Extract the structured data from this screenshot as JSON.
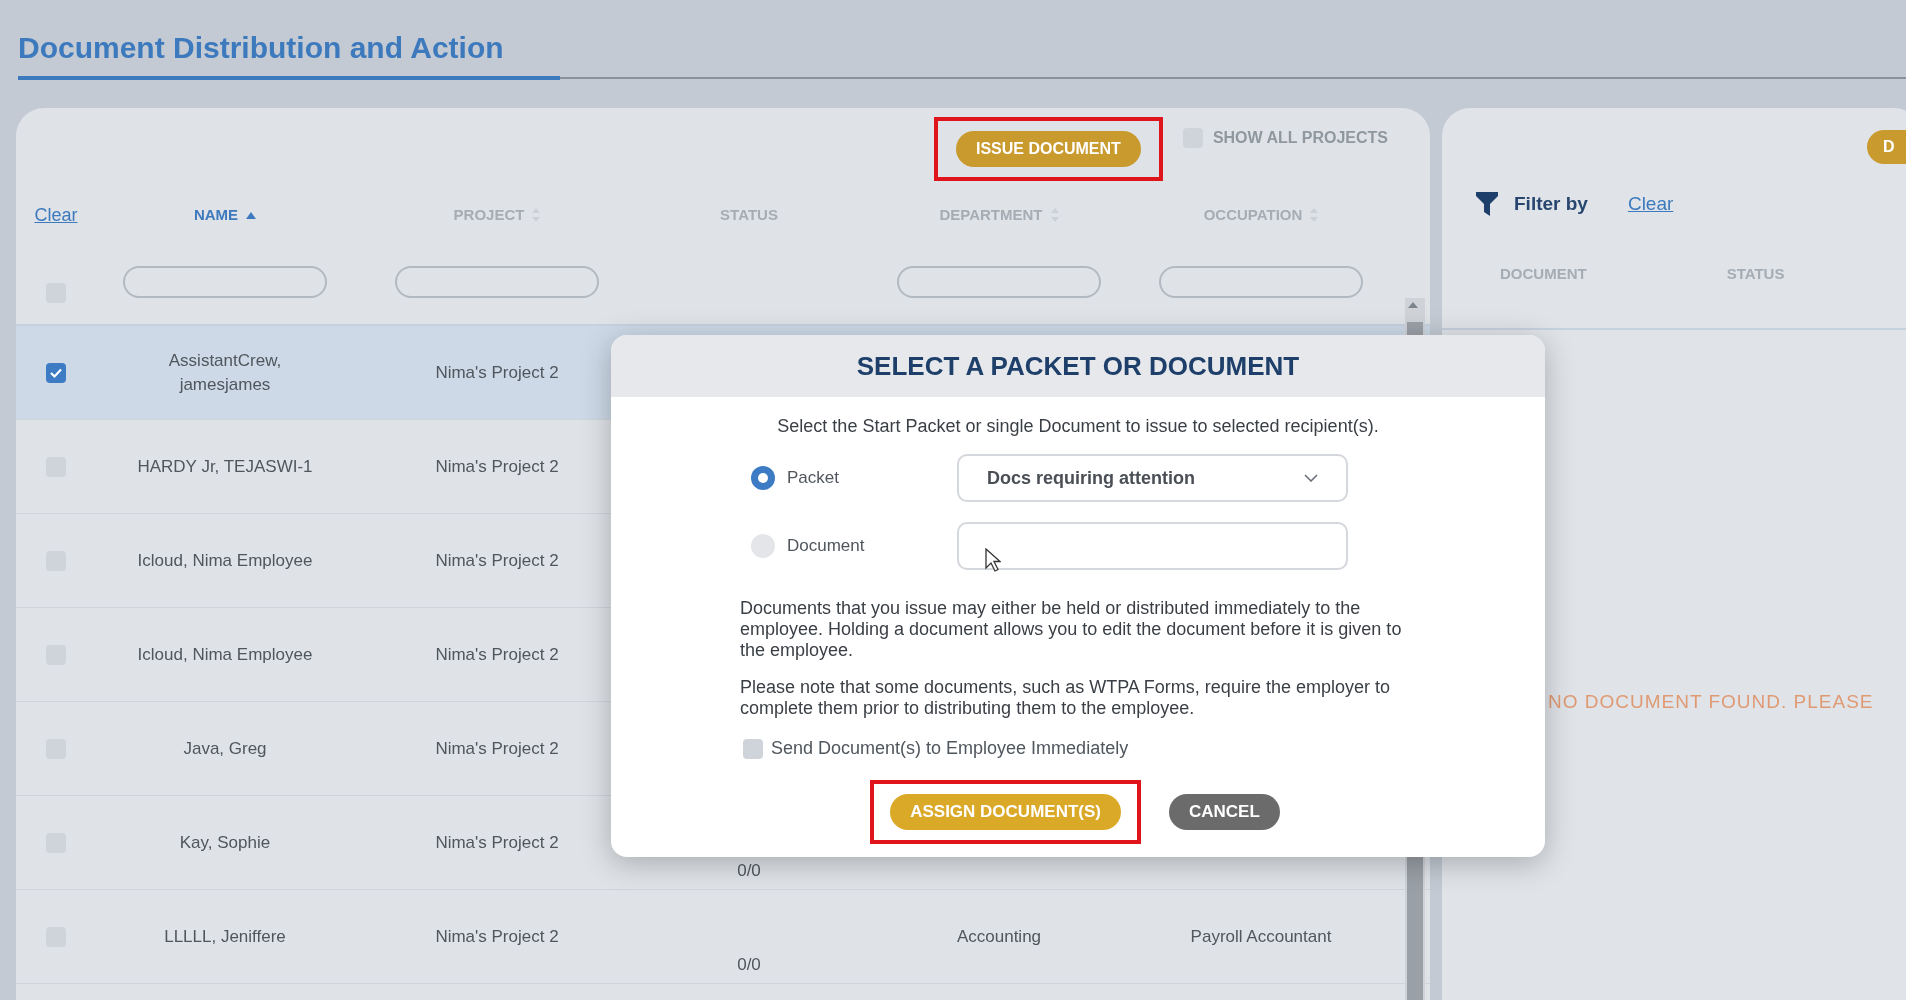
{
  "page": {
    "title": "Document Distribution and Action"
  },
  "employees": {
    "issue_button": {
      "label": "ISSUE DOCUMENT",
      "highlighted": true
    },
    "show_all_projects": {
      "label": "SHOW ALL PROJECTS",
      "checked": false
    },
    "clear_link": "Clear",
    "select_all": {
      "checked": false
    },
    "columns": [
      {
        "label": "NAME",
        "sortable": true,
        "sorted": true,
        "filter": true
      },
      {
        "label": "PROJECT",
        "sortable": true,
        "sorted": false,
        "filter": true
      },
      {
        "label": "STATUS",
        "sortable": false,
        "sorted": false,
        "filter": false
      },
      {
        "label": "DEPARTMENT",
        "sortable": true,
        "sorted": false,
        "filter": true
      },
      {
        "label": "OCCUPATION",
        "sortable": true,
        "sorted": false,
        "filter": true
      }
    ],
    "rows": [
      {
        "selected": true,
        "name": "AssistantCrew, jamesjames",
        "project": "Nima's Project 2"
      },
      {
        "selected": false,
        "name": "HARDY Jr, TEJASWI-1",
        "project": "Nima's Project 2"
      },
      {
        "selected": false,
        "name": "Icloud, Nima Employee",
        "project": "Nima's Project 2"
      },
      {
        "selected": false,
        "name": "Icloud, Nima Employee",
        "project": "Nima's Project 2"
      },
      {
        "selected": false,
        "name": "Java, Greg",
        "project": "Nima's Project 2"
      },
      {
        "selected": false,
        "name": "Kay, Sophie",
        "project": "Nima's Project 2",
        "status": "0/0"
      },
      {
        "selected": false,
        "name": "LLLLL, Jeniffere",
        "project": "Nima's Project 2",
        "status": "0/0",
        "department": "Accounting",
        "occupation": "Payroll Accountant"
      }
    ]
  },
  "documents": {
    "action_button": "D",
    "filter_label": "Filter by",
    "clear_link": "Clear",
    "columns": [
      "DOCUMENT",
      "STATUS"
    ],
    "empty_message": "NO DOCUMENT FOUND. PLEASE"
  },
  "modal": {
    "title": "SELECT A PACKET OR DOCUMENT",
    "intro": "Select the Start Packet or single Document to issue to selected recipient(s).",
    "options": [
      {
        "label": "Packet",
        "selected": true,
        "kind": "dropdown",
        "value": "Docs requiring attention"
      },
      {
        "label": "Document",
        "selected": false,
        "kind": "text"
      }
    ],
    "notes": [
      "Documents that you issue may either be held or distributed immediately to the employee. Holding a document allows you to edit the document before it is given to the employee.",
      "Please note that some documents, such as WTPA Forms, require the employer to complete them prior to distributing them to the employee."
    ],
    "send_immediately": {
      "label": "Send Document(s) to Employee Immediately",
      "checked": false
    },
    "buttons": [
      {
        "label": "ASSIGN DOCUMENT(S)",
        "kind": "primary",
        "highlighted": true
      },
      {
        "label": "CANCEL",
        "kind": "secondary",
        "highlighted": false
      }
    ]
  }
}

******

• **What you are asked to do**
Restate the listing above word for word, and skip the pictures.

• **Finished answer**
Extract the structured data from this screenshot as JSON.
{
  "page": {
    "title": "Document Distribution and Action"
  },
  "employees": {
    "issue_button": {
      "label": "ISSUE DOCUMENT",
      "highlighted": true
    },
    "show_all_projects": {
      "label": "SHOW ALL PROJECTS",
      "checked": false
    },
    "clear_link": "Clear",
    "select_all": {
      "checked": false
    },
    "columns": [
      {
        "label": "NAME",
        "sortable": true,
        "sorted": true,
        "filter": true
      },
      {
        "label": "PROJECT",
        "sortable": true,
        "sorted": false,
        "filter": true
      },
      {
        "label": "STATUS",
        "sortable": false,
        "sorted": false,
        "filter": false
      },
      {
        "label": "DEPARTMENT",
        "sortable": true,
        "sorted": false,
        "filter": true
      },
      {
        "label": "OCCUPATION",
        "sortable": true,
        "sorted": false,
        "filter": true
      }
    ],
    "rows": [
      {
        "selected": true,
        "name": "AssistantCrew, jamesjames",
        "project": "Nima's Project 2"
      },
      {
        "selected": false,
        "name": "HARDY Jr, TEJASWI-1",
        "project": "Nima's Project 2"
      },
      {
        "selected": false,
        "name": "Icloud, Nima Employee",
        "project": "Nima's Project 2"
      },
      {
        "selected": false,
        "name": "Icloud, Nima Employee",
        "project": "Nima's Project 2"
      },
      {
        "selected": false,
        "name": "Java, Greg",
        "project": "Nima's Project 2"
      },
      {
        "selected": false,
        "name": "Kay, Sophie",
        "project": "Nima's Project 2",
        "status": "0/0"
      },
      {
        "selected": false,
        "name": "LLLLL, Jeniffere",
        "project": "Nima's Project 2",
        "status": "0/0",
        "department": "Accounting",
        "occupation": "Payroll Accountant"
      }
    ]
  },
  "documents": {
    "action_button": "D",
    "filter_label": "Filter by",
    "clear_link": "Clear",
    "columns": [
      "DOCUMENT",
      "STATUS"
    ],
    "empty_message": "NO DOCUMENT FOUND. PLEASE"
  },
  "modal": {
    "title": "SELECT A PACKET OR DOCUMENT",
    "intro": "Select the Start Packet or single Document to issue to selected recipient(s).",
    "options": [
      {
        "label": "Packet",
        "selected": true,
        "kind": "dropdown",
        "value": "Docs requiring attention"
      },
      {
        "label": "Document",
        "selected": false,
        "kind": "text"
      }
    ],
    "notes": [
      "Documents that you issue may either be held or distributed immediately to the employee. Holding a document allows you to edit the document before it is given to the employee.",
      "Please note that some documents, such as WTPA Forms, require the employer to complete them prior to distributing them to the employee."
    ],
    "send_immediately": {
      "label": "Send Document(s) to Employee Immediately",
      "checked": false
    },
    "buttons": [
      {
        "label": "ASSIGN DOCUMENT(S)",
        "kind": "primary",
        "highlighted": true
      },
      {
        "label": "CANCEL",
        "kind": "secondary",
        "highlighted": false
      }
    ]
  }
}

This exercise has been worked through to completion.